• TEXTO DE LECTURA:

No deja de sorprender el estudio del Instituto Libertad y Desarrollo (en esto habrá que creerle), publicado por El Mercurio, que indica que “las regiones tienen escasa incidencia en la gestión de los recursos”. Éstas, según se precisa, reciben sus recursos a través del Fondo Nacional de Desarrollo Regional (FNDR), del Fondo de Innovación para la Competitividad, del Fondo de Apoyo a Regiones (Espejo del Transantiago), del Fondo de Inversión y Reconversión Regional, del Fondo de Estructura Educacional y de los Programas de Convergencia para zonas rezagadas. Entre todos, más sumas menores procedentes de patentes mineras y casinos, se alcanza un total de 1.846 millones de dólares, de los cuales un 56% tiene una aplicación que viene definida por los hombres sabios del gobierno central en tanto que sólo 811 millones son de asignación regional. Es decir, que sólo un 1,18% del presupuesto de la nación es de asignación a nivel regional.
Más aún. Los proyectos en trámite en el Congreso Nacional, que crean nuevos ministerios, servicios y regiones, implican aproximadamente 7.000 nuevos cargos funcionarios, de los cuales (salvo algunos obvios como lo que derivarían de nuevas regiones) la inmensa mayoría quedarán radicados en la ciudad-capital. Basta un somero análisis de la realidad burocrática del Estado, para darse cuenta que, cada vez que nace un nuevo ente público, se genera a través suyo una cohorte de funcionarios asesores, periodistas, jefes de gabinete, etcétera, etcétera, quienes conocerán los problemas del país real a través de papeles que llegan a dormir a sus escritorios. Ello explica el hecho de que menos de la mitad de los recursos asignados en teoría para abordar determinados problemas, lleguen efectivamente al lugar al que tienen que llegar: las personas, las comunas, las áreas afectadas.

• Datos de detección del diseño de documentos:
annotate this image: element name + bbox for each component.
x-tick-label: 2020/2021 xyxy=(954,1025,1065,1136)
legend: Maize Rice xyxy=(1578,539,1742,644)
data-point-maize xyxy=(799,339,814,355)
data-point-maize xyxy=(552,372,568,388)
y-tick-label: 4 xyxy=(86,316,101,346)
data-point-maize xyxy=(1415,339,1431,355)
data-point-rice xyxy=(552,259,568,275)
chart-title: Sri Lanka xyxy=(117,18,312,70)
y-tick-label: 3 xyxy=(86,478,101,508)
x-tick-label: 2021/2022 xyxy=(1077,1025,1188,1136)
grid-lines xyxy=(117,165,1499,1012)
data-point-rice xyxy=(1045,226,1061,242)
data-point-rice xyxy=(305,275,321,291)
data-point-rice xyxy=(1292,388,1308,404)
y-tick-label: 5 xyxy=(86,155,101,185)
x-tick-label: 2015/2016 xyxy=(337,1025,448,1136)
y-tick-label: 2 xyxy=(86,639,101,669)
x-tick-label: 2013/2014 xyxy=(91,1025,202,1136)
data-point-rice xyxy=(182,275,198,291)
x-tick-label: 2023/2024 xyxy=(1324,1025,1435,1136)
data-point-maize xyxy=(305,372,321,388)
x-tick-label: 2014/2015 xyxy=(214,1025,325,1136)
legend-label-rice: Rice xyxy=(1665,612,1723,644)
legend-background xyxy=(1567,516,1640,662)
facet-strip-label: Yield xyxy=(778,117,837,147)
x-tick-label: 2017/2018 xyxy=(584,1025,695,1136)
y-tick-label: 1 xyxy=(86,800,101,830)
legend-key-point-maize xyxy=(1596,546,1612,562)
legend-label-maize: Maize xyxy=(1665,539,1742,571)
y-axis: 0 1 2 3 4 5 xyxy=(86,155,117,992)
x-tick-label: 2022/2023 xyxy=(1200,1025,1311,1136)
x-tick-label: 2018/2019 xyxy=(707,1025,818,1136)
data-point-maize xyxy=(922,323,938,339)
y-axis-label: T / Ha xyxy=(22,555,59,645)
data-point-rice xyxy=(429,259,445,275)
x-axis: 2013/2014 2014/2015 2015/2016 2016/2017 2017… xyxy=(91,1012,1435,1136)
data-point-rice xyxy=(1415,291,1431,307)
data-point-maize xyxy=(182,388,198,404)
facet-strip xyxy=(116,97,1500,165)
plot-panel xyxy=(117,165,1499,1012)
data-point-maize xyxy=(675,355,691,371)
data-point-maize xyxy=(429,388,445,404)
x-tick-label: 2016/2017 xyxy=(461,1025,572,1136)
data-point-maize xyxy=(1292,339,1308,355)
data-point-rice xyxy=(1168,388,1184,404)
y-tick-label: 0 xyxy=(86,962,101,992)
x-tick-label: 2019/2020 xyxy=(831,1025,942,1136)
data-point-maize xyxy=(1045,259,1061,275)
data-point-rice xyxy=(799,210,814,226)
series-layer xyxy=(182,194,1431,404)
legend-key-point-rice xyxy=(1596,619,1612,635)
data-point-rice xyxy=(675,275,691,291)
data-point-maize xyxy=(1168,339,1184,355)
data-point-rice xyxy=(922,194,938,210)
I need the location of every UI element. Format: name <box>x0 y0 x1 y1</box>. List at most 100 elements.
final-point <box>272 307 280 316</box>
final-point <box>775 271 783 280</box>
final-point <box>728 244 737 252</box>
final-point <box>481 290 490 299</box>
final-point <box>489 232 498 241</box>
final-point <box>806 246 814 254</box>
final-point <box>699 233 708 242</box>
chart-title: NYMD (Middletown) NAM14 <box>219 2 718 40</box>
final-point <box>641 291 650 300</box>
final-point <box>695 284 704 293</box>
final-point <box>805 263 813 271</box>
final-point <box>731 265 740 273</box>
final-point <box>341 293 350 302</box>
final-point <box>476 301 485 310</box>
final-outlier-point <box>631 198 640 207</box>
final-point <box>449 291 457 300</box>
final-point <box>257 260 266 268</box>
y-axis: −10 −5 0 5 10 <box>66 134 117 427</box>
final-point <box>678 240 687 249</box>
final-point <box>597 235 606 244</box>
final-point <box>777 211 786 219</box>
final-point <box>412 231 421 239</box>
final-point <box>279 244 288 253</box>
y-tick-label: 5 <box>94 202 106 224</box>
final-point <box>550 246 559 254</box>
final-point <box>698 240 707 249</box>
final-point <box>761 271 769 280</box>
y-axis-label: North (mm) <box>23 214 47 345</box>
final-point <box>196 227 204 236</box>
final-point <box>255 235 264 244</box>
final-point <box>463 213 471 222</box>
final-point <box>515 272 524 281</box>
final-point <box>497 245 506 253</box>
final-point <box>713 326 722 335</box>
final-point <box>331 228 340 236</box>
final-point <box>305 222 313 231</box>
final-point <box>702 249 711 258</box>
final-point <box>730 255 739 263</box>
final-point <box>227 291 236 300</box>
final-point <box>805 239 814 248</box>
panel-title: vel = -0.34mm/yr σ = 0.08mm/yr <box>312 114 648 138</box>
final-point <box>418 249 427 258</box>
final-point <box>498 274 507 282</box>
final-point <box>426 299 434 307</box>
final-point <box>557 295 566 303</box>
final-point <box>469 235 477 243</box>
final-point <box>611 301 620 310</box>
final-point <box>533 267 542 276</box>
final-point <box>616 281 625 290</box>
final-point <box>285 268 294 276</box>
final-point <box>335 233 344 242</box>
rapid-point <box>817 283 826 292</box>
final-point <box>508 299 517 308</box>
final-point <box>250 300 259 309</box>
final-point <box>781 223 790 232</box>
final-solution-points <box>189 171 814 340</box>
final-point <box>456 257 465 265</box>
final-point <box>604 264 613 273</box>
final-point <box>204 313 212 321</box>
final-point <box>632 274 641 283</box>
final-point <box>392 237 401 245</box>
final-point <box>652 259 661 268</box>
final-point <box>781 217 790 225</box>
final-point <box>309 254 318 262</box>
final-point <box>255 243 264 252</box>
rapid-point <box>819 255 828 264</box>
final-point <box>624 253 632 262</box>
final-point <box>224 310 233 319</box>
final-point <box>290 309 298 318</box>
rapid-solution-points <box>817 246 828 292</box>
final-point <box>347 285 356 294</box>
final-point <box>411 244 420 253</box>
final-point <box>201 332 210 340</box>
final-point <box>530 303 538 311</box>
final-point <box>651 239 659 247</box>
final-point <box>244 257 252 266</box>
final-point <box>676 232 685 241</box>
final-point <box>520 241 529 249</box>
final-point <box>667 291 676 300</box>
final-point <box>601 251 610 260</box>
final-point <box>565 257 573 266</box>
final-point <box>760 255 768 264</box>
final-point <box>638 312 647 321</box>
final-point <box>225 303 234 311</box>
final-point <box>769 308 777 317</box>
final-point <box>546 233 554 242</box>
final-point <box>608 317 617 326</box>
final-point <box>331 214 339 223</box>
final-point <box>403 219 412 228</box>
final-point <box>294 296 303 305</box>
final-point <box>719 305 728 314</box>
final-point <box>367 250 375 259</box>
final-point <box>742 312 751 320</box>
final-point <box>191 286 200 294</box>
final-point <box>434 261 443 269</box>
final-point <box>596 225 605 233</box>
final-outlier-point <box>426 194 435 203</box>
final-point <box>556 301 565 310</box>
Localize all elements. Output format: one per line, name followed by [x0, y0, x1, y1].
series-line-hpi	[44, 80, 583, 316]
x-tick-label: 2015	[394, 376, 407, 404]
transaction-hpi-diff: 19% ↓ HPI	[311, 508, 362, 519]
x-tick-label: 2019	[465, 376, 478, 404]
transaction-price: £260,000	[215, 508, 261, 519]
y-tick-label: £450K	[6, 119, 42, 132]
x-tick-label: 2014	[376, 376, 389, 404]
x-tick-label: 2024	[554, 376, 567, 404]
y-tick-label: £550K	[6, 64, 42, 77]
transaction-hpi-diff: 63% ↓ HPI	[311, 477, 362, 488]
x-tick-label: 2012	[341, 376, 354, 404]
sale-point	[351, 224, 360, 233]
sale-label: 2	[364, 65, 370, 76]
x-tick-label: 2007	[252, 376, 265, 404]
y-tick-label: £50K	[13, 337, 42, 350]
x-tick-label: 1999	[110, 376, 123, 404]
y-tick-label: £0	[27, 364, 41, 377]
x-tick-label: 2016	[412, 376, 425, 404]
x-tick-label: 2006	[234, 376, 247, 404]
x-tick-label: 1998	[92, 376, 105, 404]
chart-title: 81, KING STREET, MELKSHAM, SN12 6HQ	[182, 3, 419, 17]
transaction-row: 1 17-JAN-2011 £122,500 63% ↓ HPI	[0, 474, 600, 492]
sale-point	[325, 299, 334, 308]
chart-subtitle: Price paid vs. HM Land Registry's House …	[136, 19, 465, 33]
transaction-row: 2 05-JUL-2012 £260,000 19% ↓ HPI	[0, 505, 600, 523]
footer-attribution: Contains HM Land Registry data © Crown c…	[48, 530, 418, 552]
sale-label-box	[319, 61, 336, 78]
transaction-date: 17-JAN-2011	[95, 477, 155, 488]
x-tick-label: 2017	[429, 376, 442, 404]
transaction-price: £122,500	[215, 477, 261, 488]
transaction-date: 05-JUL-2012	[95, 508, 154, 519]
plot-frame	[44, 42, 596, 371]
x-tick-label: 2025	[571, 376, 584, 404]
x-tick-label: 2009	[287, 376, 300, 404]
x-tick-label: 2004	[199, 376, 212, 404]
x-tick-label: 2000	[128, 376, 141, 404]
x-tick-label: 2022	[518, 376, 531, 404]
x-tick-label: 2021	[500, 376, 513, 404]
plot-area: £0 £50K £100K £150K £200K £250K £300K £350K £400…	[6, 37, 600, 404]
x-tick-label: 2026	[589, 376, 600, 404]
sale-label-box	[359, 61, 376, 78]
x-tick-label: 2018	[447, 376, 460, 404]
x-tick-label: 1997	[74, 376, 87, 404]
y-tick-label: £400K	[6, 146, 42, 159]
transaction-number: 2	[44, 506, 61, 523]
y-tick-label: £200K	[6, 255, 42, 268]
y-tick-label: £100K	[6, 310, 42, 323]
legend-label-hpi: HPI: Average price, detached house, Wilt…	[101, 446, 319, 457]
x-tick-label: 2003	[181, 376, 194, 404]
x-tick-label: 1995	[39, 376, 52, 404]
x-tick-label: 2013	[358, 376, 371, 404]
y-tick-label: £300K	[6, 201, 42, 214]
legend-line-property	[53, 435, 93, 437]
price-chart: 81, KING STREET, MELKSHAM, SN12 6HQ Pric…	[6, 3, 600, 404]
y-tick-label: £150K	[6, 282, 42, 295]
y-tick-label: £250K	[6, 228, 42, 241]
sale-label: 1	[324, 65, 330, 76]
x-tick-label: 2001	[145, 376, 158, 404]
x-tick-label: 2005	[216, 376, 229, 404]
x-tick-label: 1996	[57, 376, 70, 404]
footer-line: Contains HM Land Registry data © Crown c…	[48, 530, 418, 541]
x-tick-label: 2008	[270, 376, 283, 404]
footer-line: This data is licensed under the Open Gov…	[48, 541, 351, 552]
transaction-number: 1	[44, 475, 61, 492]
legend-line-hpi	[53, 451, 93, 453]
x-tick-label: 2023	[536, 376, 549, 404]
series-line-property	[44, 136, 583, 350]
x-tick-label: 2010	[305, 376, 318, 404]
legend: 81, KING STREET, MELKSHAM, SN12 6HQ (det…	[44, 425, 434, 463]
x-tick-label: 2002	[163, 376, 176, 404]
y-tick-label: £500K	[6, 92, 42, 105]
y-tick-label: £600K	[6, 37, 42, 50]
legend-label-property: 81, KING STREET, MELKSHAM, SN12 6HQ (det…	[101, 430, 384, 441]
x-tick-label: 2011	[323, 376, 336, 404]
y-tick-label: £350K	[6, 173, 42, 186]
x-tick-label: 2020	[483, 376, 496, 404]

• INSTRUCCIONES DE TAREAS:
1) Resuma en dos oraciones el texto sobre la gestión regional de recursos.
2) De acuerdo con el texto sobre la gestión regional de recursos, ¿por qué menos de la mitad de los recursos asignados llega a su destino? Responda en una o dos oraciones.
3) Enumere los fondos y programas que, según el texto sobre la gestión regional de recursos, canalizan recursos hacia las regiones, sin incluir las sumas menores.

• RESPUESTAS NUMERADAS:
1) Según un estudio del Instituto Libertad y Desarrollo, de los 1.846 millones de dólares que reciben las regiones, un 56% tiene una aplicación definida por el gobierno central y solo 811 millones son de asignación regional, lo que equivale al 1,18% del presupuesto de la nación. Además, los proyectos en trámite en el Congreso Nacional implican unos 7.000 nuevos cargos, en su inmensa mayoría radicados en la capital, dentro de una burocracia que, según el texto, explica que menos de la mitad de los recursos llegue efectivamente a las personas, las comunas y las áreas afectadas.

2) Cada vez que nace un nuevo ente público, se genera una cohorte de funcionarios asesores, periodistas y jefes de gabinete, entre otros. Estos conocen los problemas del país real solo a través de papeles que llegan a dormir a sus escritorios.

3)
- Fondo Nacional de Desarrollo Regional (FNDR)
- Fondo de Innovación para la Competitividad
- Fondo de Apoyo a Regiones (Espejo del Transantiago)
- Fondo de Inversión y Reconversión Regional
- Fondo de Estructura Educacional
- Programas de Convergencia para zonas rezagadas